[BEGIN Dataset content]

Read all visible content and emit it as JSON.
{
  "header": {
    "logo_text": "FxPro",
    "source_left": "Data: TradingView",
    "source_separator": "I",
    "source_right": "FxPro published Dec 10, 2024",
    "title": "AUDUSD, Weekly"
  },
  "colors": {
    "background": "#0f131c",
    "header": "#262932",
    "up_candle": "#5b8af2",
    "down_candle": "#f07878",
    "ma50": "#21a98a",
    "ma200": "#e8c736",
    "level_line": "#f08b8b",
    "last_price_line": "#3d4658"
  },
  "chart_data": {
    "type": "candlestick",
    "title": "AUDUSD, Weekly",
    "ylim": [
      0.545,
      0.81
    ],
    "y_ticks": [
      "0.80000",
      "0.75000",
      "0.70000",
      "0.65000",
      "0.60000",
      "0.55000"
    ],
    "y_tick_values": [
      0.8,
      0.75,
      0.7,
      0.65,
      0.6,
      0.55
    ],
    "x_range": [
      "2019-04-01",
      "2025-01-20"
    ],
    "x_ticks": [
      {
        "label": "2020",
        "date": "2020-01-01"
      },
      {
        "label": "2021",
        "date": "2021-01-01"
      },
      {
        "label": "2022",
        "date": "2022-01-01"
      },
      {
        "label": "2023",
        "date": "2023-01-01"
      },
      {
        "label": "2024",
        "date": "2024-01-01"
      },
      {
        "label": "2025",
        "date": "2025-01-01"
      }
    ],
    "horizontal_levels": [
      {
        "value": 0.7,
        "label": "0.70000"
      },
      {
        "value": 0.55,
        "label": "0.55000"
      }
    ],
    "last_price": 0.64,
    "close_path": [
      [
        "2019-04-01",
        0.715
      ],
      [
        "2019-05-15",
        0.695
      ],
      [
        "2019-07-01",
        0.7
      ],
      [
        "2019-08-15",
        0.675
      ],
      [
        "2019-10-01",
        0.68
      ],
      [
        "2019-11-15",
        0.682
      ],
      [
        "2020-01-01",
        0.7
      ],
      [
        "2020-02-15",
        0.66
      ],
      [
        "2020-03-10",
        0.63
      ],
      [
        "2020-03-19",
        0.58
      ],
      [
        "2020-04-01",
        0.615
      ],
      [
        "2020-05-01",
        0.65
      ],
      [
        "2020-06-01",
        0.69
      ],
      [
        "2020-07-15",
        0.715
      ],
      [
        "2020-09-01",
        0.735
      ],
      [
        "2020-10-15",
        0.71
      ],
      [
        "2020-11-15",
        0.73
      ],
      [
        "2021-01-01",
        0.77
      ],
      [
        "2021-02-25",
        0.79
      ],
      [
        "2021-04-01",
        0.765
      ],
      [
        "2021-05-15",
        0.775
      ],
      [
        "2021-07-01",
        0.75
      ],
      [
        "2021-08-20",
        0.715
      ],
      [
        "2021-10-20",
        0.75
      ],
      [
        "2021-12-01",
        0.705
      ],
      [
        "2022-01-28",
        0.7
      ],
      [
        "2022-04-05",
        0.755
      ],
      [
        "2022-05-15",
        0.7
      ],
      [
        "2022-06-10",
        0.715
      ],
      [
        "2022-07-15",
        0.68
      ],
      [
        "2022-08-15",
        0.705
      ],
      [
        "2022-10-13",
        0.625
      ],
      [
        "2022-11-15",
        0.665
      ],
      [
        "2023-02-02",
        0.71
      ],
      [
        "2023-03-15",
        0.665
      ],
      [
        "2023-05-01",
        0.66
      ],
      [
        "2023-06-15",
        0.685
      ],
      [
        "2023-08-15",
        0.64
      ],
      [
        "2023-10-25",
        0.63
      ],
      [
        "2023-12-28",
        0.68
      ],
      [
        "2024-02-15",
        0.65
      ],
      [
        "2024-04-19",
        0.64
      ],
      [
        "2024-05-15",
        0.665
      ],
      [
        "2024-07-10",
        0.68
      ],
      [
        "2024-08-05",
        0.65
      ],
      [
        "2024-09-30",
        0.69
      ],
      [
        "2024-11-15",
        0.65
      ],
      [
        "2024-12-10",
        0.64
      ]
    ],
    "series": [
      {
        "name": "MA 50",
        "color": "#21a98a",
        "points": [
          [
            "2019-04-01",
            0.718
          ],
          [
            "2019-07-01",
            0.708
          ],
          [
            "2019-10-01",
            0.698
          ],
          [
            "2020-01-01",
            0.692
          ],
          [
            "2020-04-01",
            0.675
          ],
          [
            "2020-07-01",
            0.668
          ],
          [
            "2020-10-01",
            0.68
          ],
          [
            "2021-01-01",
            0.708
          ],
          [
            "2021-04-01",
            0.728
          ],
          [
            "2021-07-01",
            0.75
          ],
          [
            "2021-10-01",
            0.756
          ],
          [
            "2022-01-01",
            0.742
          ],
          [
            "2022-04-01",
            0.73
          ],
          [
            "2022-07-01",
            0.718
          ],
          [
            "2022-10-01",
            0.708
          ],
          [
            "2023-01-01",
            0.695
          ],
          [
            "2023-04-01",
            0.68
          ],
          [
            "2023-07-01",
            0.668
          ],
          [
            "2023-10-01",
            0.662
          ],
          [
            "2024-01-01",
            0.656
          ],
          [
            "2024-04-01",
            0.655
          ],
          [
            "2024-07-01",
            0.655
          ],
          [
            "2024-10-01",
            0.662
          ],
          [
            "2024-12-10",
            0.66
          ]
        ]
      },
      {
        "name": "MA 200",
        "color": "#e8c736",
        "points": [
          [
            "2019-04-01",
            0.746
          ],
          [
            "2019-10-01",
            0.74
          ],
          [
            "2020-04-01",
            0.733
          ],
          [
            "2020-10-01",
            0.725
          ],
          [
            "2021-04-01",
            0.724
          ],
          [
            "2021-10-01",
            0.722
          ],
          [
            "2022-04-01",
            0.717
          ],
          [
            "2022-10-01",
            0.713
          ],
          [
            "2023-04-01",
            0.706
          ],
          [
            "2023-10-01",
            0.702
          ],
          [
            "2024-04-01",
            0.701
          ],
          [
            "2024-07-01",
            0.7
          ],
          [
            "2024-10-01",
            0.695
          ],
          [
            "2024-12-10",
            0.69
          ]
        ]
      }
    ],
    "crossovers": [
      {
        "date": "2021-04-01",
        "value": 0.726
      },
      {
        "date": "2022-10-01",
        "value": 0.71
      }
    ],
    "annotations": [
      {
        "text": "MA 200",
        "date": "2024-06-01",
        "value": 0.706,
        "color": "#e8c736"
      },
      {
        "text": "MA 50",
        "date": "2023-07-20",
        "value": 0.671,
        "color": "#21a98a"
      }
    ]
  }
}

[END Dataset content]

▶ **What to do**
Extract the complete listing verbatim.

▶ **Solution to this problem**
Read all visible content and emit it as JSON.
{
  "header": {
    "logo_text": "FxPro",
    "source_left": "Data: TradingView",
    "source_separator": "I",
    "source_right": "FxPro published Dec 10, 2024",
    "title": "AUDUSD, Weekly"
  },
  "colors": {
    "background": "#0f131c",
    "header": "#262932",
    "up_candle": "#5b8af2",
    "down_candle": "#f07878",
    "ma50": "#21a98a",
    "ma200": "#e8c736",
    "level_line": "#f08b8b",
    "last_price_line": "#3d4658"
  },
  "chart_data": {
    "type": "candlestick",
    "title": "AUDUSD, Weekly",
    "ylim": [
      0.545,
      0.81
    ],
    "y_ticks": [
      "0.80000",
      "0.75000",
      "0.70000",
      "0.65000",
      "0.60000",
      "0.55000"
    ],
    "y_tick_values": [
      0.8,
      0.75,
      0.7,
      0.65,
      0.6,
      0.55
    ],
    "x_range": [
      "2019-04-01",
      "2025-01-20"
    ],
    "x_ticks": [
      {
        "label": "2020",
        "date": "2020-01-01"
      },
      {
        "label": "2021",
        "date": "2021-01-01"
      },
      {
        "label": "2022",
        "date": "2022-01-01"
      },
      {
        "label": "2023",
        "date": "2023-01-01"
      },
      {
        "label": "2024",
        "date": "2024-01-01"
      },
      {
        "label": "2025",
        "date": "2025-01-01"
      }
    ],
    "horizontal_levels": [
      {
        "value": 0.7,
        "label": "0.70000"
      },
      {
        "value": 0.55,
        "label": "0.55000"
      }
    ],
    "last_price": 0.64,
    "close_path": [
      [
        "2019-04-01",
        0.715
      ],
      [
        "2019-05-15",
        0.695
      ],
      [
        "2019-07-01",
        0.7
      ],
      [
        "2019-08-15",
        0.675
      ],
      [
        "2019-10-01",
        0.68
      ],
      [
        "2019-11-15",
        0.682
      ],
      [
        "2020-01-01",
        0.7
      ],
      [
        "2020-02-15",
        0.66
      ],
      [
        "2020-03-10",
        0.63
      ],
      [
        "2020-03-19",
        0.58
      ],
      [
        "2020-04-01",
        0.615
      ],
      [
        "2020-05-01",
        0.65
      ],
      [
        "2020-06-01",
        0.69
      ],
      [
        "2020-07-15",
        0.715
      ],
      [
        "2020-09-01",
        0.735
      ],
      [
        "2020-10-15",
        0.71
      ],
      [
        "2020-11-15",
        0.73
      ],
      [
        "2021-01-01",
        0.77
      ],
      [
        "2021-02-25",
        0.79
      ],
      [
        "2021-04-01",
        0.765
      ],
      [
        "2021-05-15",
        0.775
      ],
      [
        "2021-07-01",
        0.75
      ],
      [
        "2021-08-20",
        0.715
      ],
      [
        "2021-10-20",
        0.75
      ],
      [
        "2021-12-01",
        0.705
      ],
      [
        "2022-01-28",
        0.7
      ],
      [
        "2022-04-05",
        0.755
      ],
      [
        "2022-05-15",
        0.7
      ],
      [
        "2022-06-10",
        0.715
      ],
      [
        "2022-07-15",
        0.68
      ],
      [
        "2022-08-15",
        0.705
      ],
      [
        "2022-10-13",
        0.625
      ],
      [
        "2022-11-15",
        0.665
      ],
      [
        "2023-02-02",
        0.71
      ],
      [
        "2023-03-15",
        0.665
      ],
      [
        "2023-05-01",
        0.66
      ],
      [
        "2023-06-15",
        0.685
      ],
      [
        "2023-08-15",
        0.64
      ],
      [
        "2023-10-25",
        0.63
      ],
      [
        "2023-12-28",
        0.68
      ],
      [
        "2024-02-15",
        0.65
      ],
      [
        "2024-04-19",
        0.64
      ],
      [
        "2024-05-15",
        0.665
      ],
      [
        "2024-07-10",
        0.68
      ],
      [
        "2024-08-05",
        0.65
      ],
      [
        "2024-09-30",
        0.69
      ],
      [
        "2024-11-15",
        0.65
      ],
      [
        "2024-12-10",
        0.64
      ]
    ],
    "series": [
      {
        "name": "MA 50",
        "color": "#21a98a",
        "points": [
          [
            "2019-04-01",
            0.718
          ],
          [
            "2019-07-01",
            0.708
          ],
          [
            "2019-10-01",
            0.698
          ],
          [
            "2020-01-01",
            0.692
          ],
          [
            "2020-04-01",
            0.675
          ],
          [
            "2020-07-01",
            0.668
          ],
          [
            "2020-10-01",
            0.68
          ],
          [
            "2021-01-01",
            0.708
          ],
          [
            "2021-04-01",
            0.728
          ],
          [
            "2021-07-01",
            0.75
          ],
          [
            "2021-10-01",
            0.756
          ],
          [
            "2022-01-01",
            0.742
          ],
          [
            "2022-04-01",
            0.73
          ],
          [
            "2022-07-01",
            0.718
          ],
          [
            "2022-10-01",
            0.708
          ],
          [
            "2023-01-01",
            0.695
          ],
          [
            "2023-04-01",
            0.68
          ],
          [
            "2023-07-01",
            0.668
          ],
          [
            "2023-10-01",
            0.662
          ],
          [
            "2024-01-01",
            0.656
          ],
          [
            "2024-04-01",
            0.655
          ],
          [
            "2024-07-01",
            0.655
          ],
          [
            "2024-10-01",
            0.662
          ],
          [
            "2024-12-10",
            0.66
          ]
        ]
      },
      {
        "name": "MA 200",
        "color": "#e8c736",
        "points": [
          [
            "2019-04-01",
            0.746
          ],
          [
            "2019-10-01",
            0.74
          ],
          [
            "2020-04-01",
            0.733
          ],
          [
            "2020-10-01",
            0.725
          ],
          [
            "2021-04-01",
            0.724
          ],
          [
            "2021-10-01",
            0.722
          ],
          [
            "2022-04-01",
            0.717
          ],
          [
            "2022-10-01",
            0.713
          ],
          [
            "2023-04-01",
            0.706
          ],
          [
            "2023-10-01",
            0.702
          ],
          [
            "2024-04-01",
            0.701
          ],
          [
            "2024-07-01",
            0.7
          ],
          [
            "2024-10-01",
            0.695
          ],
          [
            "2024-12-10",
            0.69
          ]
        ]
      }
    ],
    "crossovers": [
      {
        "date": "2021-04-01",
        "value": 0.726
      },
      {
        "date": "2022-10-01",
        "value": 0.71
      }
    ],
    "annotations": [
      {
        "text": "MA 200",
        "date": "2024-06-01",
        "value": 0.706,
        "color": "#e8c736"
      },
      {
        "text": "MA 50",
        "date": "2023-07-20",
        "value": 0.671,
        "color": "#21a98a"
      }
    ]
  }
}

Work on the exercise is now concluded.